# YOUR OBJECTIVE
Print all the entries verbatim.
--- start MATERIAL PROVIDED ---
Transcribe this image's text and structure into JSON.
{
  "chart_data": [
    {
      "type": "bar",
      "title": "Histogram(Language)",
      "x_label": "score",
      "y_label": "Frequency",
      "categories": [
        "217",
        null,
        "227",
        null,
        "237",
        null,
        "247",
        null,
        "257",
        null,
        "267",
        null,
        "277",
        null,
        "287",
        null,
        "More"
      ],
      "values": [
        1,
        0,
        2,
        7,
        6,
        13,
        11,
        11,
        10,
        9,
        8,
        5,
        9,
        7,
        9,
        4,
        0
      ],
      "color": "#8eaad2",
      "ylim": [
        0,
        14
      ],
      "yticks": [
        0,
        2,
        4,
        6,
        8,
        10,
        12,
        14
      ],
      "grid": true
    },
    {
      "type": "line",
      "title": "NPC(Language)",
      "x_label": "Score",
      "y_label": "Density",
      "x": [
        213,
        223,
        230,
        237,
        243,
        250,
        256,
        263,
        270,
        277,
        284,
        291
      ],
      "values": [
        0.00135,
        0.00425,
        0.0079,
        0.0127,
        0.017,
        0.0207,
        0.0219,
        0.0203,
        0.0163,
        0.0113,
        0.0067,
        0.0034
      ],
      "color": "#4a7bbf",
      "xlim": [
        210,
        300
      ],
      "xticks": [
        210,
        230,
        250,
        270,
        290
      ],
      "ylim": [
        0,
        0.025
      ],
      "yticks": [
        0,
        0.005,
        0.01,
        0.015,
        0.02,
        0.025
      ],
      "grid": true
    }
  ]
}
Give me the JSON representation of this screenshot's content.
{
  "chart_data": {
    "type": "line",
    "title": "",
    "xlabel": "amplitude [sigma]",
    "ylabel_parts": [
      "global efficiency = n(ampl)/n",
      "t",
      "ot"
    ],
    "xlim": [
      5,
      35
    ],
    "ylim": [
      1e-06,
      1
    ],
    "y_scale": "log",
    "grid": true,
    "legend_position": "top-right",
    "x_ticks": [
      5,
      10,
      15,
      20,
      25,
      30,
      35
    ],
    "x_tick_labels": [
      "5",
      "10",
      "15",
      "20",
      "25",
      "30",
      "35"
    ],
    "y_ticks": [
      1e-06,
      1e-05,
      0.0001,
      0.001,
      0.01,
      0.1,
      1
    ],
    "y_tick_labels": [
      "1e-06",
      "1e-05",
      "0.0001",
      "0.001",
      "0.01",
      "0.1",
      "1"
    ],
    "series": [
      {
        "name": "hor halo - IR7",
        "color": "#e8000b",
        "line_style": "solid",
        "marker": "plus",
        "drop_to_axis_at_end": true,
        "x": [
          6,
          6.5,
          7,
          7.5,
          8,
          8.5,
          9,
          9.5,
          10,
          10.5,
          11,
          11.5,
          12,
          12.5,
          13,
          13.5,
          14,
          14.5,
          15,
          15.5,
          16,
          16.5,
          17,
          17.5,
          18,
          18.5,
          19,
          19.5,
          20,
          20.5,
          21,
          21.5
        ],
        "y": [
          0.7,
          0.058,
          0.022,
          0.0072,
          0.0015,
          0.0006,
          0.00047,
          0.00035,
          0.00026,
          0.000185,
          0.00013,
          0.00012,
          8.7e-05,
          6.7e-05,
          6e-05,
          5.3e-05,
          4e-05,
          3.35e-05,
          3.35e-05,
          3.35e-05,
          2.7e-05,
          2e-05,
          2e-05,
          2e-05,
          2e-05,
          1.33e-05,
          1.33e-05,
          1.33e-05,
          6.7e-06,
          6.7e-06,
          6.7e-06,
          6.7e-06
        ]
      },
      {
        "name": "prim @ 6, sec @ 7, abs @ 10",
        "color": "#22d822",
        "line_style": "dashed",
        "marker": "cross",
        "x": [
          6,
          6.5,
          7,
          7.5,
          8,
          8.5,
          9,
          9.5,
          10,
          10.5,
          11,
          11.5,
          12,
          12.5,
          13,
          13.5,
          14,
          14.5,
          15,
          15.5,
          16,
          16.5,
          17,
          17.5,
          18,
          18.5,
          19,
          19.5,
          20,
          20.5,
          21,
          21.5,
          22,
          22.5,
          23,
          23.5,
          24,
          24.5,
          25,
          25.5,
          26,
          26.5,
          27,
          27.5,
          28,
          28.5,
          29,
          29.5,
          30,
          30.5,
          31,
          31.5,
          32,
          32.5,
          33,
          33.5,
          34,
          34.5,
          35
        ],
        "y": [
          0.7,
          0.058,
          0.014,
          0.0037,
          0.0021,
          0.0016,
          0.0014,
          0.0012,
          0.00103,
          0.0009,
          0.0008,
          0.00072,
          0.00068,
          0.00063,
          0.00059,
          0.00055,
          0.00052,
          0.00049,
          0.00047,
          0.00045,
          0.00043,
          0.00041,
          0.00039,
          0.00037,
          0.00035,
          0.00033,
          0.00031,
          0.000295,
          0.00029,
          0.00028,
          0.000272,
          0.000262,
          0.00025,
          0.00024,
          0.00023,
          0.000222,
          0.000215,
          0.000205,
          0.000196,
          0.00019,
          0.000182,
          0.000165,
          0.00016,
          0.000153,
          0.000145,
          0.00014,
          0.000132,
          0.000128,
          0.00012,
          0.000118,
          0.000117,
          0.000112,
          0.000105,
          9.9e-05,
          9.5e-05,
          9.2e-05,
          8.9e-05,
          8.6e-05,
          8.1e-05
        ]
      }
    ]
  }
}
--- end MATERIAL PROVIDED ---
# RESPONSE
Transcribe this image's text and structure into JSON.
{
  "chart_data": [
    {
      "type": "bar",
      "title": "Histogram(Language)",
      "x_label": "score",
      "y_label": "Frequency",
      "categories": [
        "217",
        null,
        "227",
        null,
        "237",
        null,
        "247",
        null,
        "257",
        null,
        "267",
        null,
        "277",
        null,
        "287",
        null,
        "More"
      ],
      "values": [
        1,
        0,
        2,
        7,
        6,
        13,
        11,
        11,
        10,
        9,
        8,
        5,
        9,
        7,
        9,
        4,
        0
      ],
      "color": "#8eaad2",
      "ylim": [
        0,
        14
      ],
      "yticks": [
        0,
        2,
        4,
        6,
        8,
        10,
        12,
        14
      ],
      "grid": true
    },
    {
      "type": "line",
      "title": "NPC(Language)",
      "x_label": "Score",
      "y_label": "Density",
      "x": [
        213,
        223,
        230,
        237,
        243,
        250,
        256,
        263,
        270,
        277,
        284,
        291
      ],
      "values": [
        0.00135,
        0.00425,
        0.0079,
        0.0127,
        0.017,
        0.0207,
        0.0219,
        0.0203,
        0.0163,
        0.0113,
        0.0067,
        0.0034
      ],
      "color": "#4a7bbf",
      "xlim": [
        210,
        300
      ],
      "xticks": [
        210,
        230,
        250,
        270,
        290
      ],
      "ylim": [
        0,
        0.025
      ],
      "yticks": [
        0,
        0.005,
        0.01,
        0.015,
        0.02,
        0.025
      ],
      "grid": true
    }
  ]
}
Give me the JSON representation of this screenshot's content.
{
  "chart_data": {
    "type": "line",
    "title": "",
    "xlabel": "amplitude [sigma]",
    "ylabel_parts": [
      "global efficiency = n(ampl)/n",
      "t",
      "ot"
    ],
    "xlim": [
      5,
      35
    ],
    "ylim": [
      1e-06,
      1
    ],
    "y_scale": "log",
    "grid": true,
    "legend_position": "top-right",
    "x_ticks": [
      5,
      10,
      15,
      20,
      25,
      30,
      35
    ],
    "x_tick_labels": [
      "5",
      "10",
      "15",
      "20",
      "25",
      "30",
      "35"
    ],
    "y_ticks": [
      1e-06,
      1e-05,
      0.0001,
      0.001,
      0.01,
      0.1,
      1
    ],
    "y_tick_labels": [
      "1e-06",
      "1e-05",
      "0.0001",
      "0.001",
      "0.01",
      "0.1",
      "1"
    ],
    "series": [
      {
        "name": "hor halo - IR7",
        "color": "#e8000b",
        "line_style": "solid",
        "marker": "plus",
        "drop_to_axis_at_end": true,
        "x": [
          6,
          6.5,
          7,
          7.5,
          8,
          8.5,
          9,
          9.5,
          10,
          10.5,
          11,
          11.5,
          12,
          12.5,
          13,
          13.5,
          14,
          14.5,
          15,
          15.5,
          16,
          16.5,
          17,
          17.5,
          18,
          18.5,
          19,
          19.5,
          20,
          20.5,
          21,
          21.5
        ],
        "y": [
          0.7,
          0.058,
          0.022,
          0.0072,
          0.0015,
          0.0006,
          0.00047,
          0.00035,
          0.00026,
          0.000185,
          0.00013,
          0.00012,
          8.7e-05,
          6.7e-05,
          6e-05,
          5.3e-05,
          4e-05,
          3.35e-05,
          3.35e-05,
          3.35e-05,
          2.7e-05,
          2e-05,
          2e-05,
          2e-05,
          2e-05,
          1.33e-05,
          1.33e-05,
          1.33e-05,
          6.7e-06,
          6.7e-06,
          6.7e-06,
          6.7e-06
        ]
      },
      {
        "name": "prim @ 6, sec @ 7, abs @ 10",
        "color": "#22d822",
        "line_style": "dashed",
        "marker": "cross",
        "x": [
          6,
          6.5,
          7,
          7.5,
          8,
          8.5,
          9,
          9.5,
          10,
          10.5,
          11,
          11.5,
          12,
          12.5,
          13,
          13.5,
          14,
          14.5,
          15,
          15.5,
          16,
          16.5,
          17,
          17.5,
          18,
          18.5,
          19,
          19.5,
          20,
          20.5,
          21,
          21.5,
          22,
          22.5,
          23,
          23.5,
          24,
          24.5,
          25,
          25.5,
          26,
          26.5,
          27,
          27.5,
          28,
          28.5,
          29,
          29.5,
          30,
          30.5,
          31,
          31.5,
          32,
          32.5,
          33,
          33.5,
          34,
          34.5,
          35
        ],
        "y": [
          0.7,
          0.058,
          0.014,
          0.0037,
          0.0021,
          0.0016,
          0.0014,
          0.0012,
          0.00103,
          0.0009,
          0.0008,
          0.00072,
          0.00068,
          0.00063,
          0.00059,
          0.00055,
          0.00052,
          0.00049,
          0.00047,
          0.00045,
          0.00043,
          0.00041,
          0.00039,
          0.00037,
          0.00035,
          0.00033,
          0.00031,
          0.000295,
          0.00029,
          0.00028,
          0.000272,
          0.000262,
          0.00025,
          0.00024,
          0.00023,
          0.000222,
          0.000215,
          0.000205,
          0.000196,
          0.00019,
          0.000182,
          0.000165,
          0.00016,
          0.000153,
          0.000145,
          0.00014,
          0.000132,
          0.000128,
          0.00012,
          0.000118,
          0.000117,
          0.000112,
          0.000105,
          9.9e-05,
          9.5e-05,
          9.2e-05,
          8.9e-05,
          8.6e-05,
          8.1e-05
        ]
      }
    ]
  }
}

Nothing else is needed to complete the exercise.